* start *
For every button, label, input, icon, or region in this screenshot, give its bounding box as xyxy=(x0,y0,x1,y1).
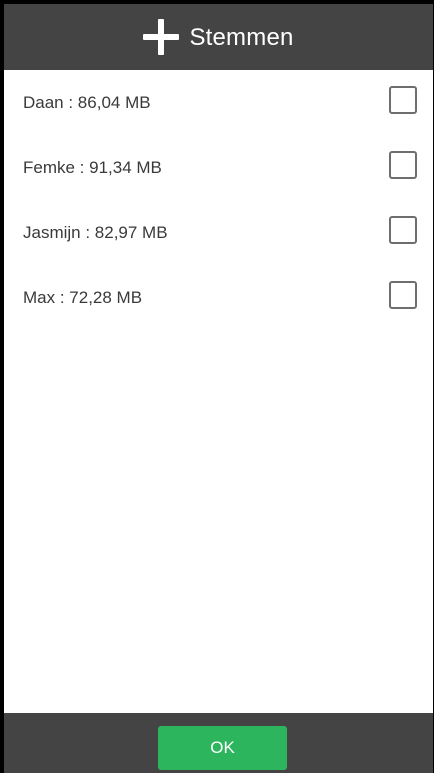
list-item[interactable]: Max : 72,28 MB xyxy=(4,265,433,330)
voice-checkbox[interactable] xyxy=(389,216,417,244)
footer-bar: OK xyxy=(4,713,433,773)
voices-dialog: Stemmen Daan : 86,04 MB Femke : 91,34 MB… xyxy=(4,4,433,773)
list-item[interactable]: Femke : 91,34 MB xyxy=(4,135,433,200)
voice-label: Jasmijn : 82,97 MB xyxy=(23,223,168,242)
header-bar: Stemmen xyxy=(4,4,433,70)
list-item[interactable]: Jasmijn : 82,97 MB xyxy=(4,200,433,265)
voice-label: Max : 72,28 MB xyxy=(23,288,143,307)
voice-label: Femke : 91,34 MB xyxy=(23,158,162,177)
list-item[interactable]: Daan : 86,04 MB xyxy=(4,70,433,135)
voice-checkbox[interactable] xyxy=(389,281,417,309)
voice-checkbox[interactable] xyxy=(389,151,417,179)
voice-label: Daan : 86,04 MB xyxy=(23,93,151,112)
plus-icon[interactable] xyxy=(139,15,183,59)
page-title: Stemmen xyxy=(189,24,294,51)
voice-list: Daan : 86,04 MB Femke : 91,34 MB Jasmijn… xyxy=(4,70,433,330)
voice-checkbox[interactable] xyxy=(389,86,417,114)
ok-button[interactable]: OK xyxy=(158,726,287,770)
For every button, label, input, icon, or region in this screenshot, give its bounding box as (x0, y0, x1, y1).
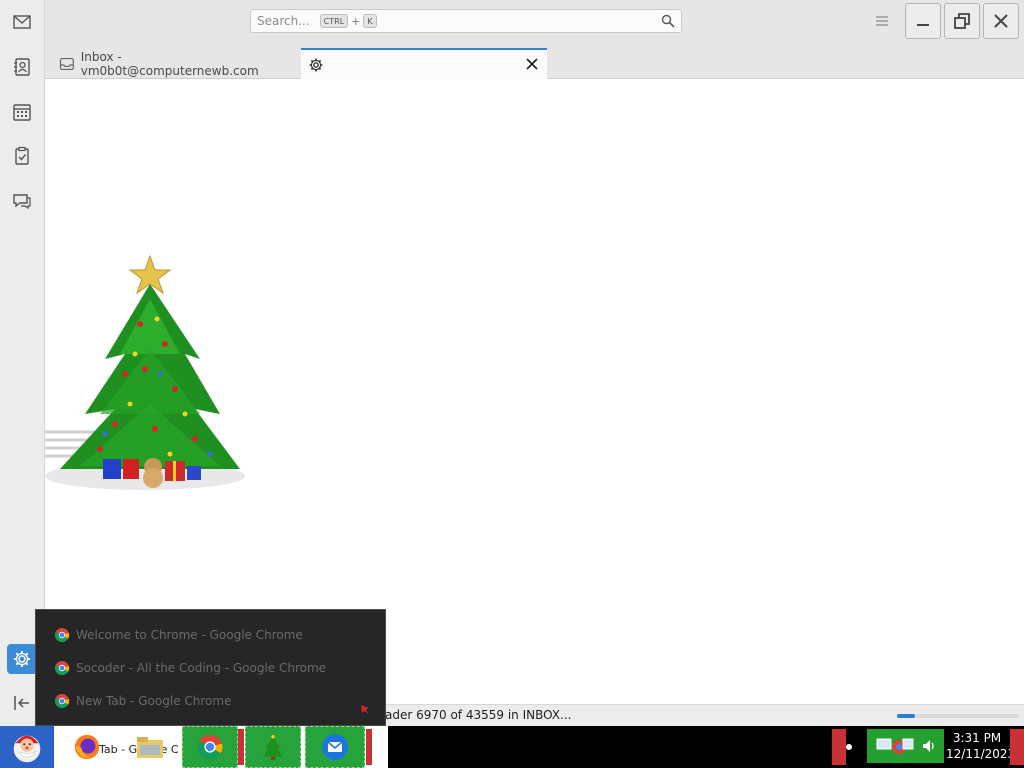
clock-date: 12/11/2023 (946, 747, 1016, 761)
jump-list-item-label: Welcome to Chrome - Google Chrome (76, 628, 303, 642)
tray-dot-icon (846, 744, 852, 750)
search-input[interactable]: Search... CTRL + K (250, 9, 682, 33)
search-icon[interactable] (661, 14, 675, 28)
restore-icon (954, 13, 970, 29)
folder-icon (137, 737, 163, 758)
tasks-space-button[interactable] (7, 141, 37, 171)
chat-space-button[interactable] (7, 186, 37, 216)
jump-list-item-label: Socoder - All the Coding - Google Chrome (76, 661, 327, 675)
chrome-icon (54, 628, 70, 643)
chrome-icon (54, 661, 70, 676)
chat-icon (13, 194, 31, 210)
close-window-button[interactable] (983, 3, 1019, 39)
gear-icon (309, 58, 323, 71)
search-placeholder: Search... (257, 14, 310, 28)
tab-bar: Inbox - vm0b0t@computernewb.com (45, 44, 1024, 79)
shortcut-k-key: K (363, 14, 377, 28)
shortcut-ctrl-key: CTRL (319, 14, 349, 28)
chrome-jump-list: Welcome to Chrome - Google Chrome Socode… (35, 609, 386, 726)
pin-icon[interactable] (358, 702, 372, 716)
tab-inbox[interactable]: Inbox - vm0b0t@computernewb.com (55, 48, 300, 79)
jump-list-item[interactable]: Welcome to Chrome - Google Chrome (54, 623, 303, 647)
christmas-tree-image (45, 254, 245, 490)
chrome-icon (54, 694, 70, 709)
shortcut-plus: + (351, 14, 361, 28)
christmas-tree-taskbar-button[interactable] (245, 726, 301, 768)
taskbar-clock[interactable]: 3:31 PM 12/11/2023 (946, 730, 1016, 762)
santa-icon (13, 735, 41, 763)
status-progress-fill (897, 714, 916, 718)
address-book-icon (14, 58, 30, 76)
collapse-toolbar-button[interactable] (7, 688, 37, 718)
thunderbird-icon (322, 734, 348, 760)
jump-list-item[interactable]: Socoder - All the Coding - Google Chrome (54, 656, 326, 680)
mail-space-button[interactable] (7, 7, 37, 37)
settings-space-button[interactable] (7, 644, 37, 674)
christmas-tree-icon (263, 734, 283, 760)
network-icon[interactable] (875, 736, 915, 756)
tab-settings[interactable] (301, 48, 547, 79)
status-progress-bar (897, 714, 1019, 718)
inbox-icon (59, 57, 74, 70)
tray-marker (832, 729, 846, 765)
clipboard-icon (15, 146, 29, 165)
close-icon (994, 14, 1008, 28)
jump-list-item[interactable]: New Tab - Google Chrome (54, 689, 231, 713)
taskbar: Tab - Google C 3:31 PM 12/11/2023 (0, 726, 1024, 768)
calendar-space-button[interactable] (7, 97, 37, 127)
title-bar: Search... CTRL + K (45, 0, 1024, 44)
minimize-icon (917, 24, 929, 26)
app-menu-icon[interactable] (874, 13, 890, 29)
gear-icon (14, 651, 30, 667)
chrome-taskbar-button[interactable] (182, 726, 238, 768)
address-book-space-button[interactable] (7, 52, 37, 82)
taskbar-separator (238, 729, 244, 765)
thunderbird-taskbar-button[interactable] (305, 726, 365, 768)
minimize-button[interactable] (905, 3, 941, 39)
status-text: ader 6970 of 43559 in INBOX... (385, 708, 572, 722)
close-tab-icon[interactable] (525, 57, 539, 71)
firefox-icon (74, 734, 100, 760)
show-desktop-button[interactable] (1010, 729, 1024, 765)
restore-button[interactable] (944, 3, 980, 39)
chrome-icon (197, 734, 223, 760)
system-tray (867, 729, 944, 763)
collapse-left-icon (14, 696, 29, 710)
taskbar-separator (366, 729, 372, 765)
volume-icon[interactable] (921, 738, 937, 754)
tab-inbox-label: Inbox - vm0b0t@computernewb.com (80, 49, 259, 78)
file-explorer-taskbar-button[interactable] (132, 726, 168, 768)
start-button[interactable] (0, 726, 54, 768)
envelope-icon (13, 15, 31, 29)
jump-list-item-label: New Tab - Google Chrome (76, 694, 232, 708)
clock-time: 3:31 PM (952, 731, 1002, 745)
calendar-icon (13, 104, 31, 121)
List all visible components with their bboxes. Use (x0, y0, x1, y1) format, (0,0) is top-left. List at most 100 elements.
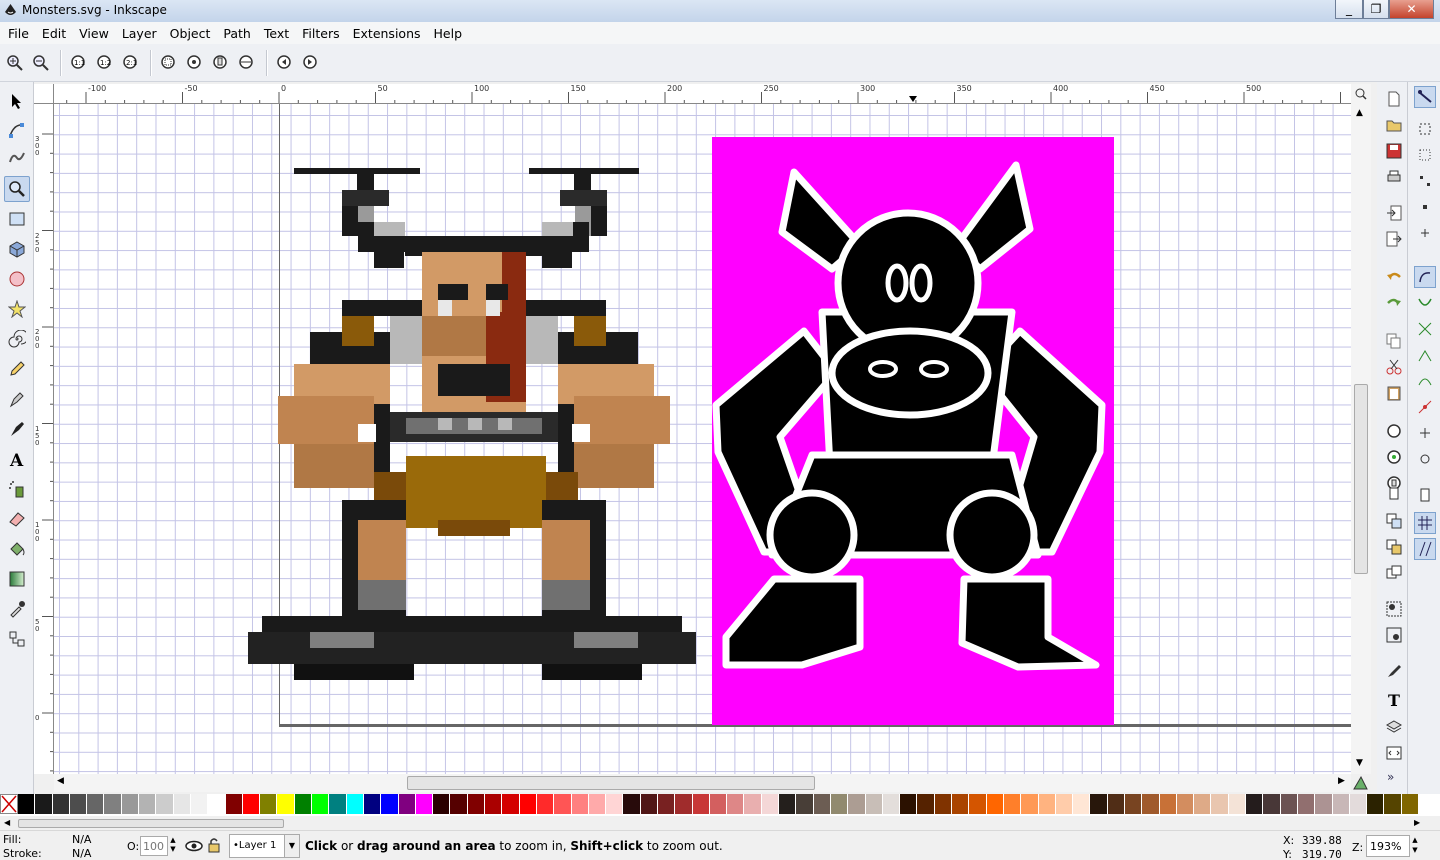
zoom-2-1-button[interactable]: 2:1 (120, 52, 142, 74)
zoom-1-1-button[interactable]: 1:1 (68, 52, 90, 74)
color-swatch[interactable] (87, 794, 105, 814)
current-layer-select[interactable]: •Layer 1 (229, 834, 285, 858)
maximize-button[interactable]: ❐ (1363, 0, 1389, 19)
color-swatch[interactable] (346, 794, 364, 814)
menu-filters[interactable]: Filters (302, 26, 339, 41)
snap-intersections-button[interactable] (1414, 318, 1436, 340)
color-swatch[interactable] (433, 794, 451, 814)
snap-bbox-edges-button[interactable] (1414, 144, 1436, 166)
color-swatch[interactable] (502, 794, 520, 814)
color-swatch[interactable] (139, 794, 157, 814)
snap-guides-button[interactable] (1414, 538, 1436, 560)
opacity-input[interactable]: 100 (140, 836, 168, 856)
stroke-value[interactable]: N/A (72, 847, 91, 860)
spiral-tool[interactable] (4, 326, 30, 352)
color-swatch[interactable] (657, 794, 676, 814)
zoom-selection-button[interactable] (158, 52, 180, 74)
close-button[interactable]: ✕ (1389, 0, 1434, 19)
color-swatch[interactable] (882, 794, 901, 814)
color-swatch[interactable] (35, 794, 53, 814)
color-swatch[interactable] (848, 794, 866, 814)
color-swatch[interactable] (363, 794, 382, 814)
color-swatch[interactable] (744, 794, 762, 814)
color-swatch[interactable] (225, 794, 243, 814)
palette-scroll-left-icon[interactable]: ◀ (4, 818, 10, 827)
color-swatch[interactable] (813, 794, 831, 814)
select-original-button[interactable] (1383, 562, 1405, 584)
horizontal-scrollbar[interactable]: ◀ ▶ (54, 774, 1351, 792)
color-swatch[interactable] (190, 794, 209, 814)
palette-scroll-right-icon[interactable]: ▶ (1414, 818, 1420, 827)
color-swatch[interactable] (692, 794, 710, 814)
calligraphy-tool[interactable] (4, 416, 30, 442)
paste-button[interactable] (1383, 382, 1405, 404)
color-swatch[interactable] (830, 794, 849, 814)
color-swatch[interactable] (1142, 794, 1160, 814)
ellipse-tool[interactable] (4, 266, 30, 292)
* end *
■ **Given task**
Please update the items from the line with "zoom-2-1-button[interactable]: 2:1 (120, 52, 142, 74)" down to the line with "stroke-value[interactable]: N/A (72, 847, 91, 860)", changing every "color-swatch" to "palette-swatch" and leaving all else as it is.

■ **Result of this task**
zoom-2-1-button[interactable]: 2:1 (120, 52, 142, 74)
zoom-1-1-button[interactable]: 1:1 (68, 52, 90, 74)
palette-swatch[interactable] (87, 794, 105, 814)
current-layer-select[interactable]: •Layer 1 (229, 834, 285, 858)
maximize-button[interactable]: ❐ (1363, 0, 1389, 19)
palette-swatch[interactable] (346, 794, 364, 814)
menu-filters[interactable]: Filters (302, 26, 339, 41)
snap-intersections-button[interactable] (1414, 318, 1436, 340)
palette-swatch[interactable] (433, 794, 451, 814)
snap-bbox-edges-button[interactable] (1414, 144, 1436, 166)
palette-swatch[interactable] (502, 794, 520, 814)
palette-swatch[interactable] (139, 794, 157, 814)
snap-guides-button[interactable] (1414, 538, 1436, 560)
opacity-input[interactable]: 100 (140, 836, 168, 856)
stroke-value[interactable]: N/A (72, 847, 91, 860)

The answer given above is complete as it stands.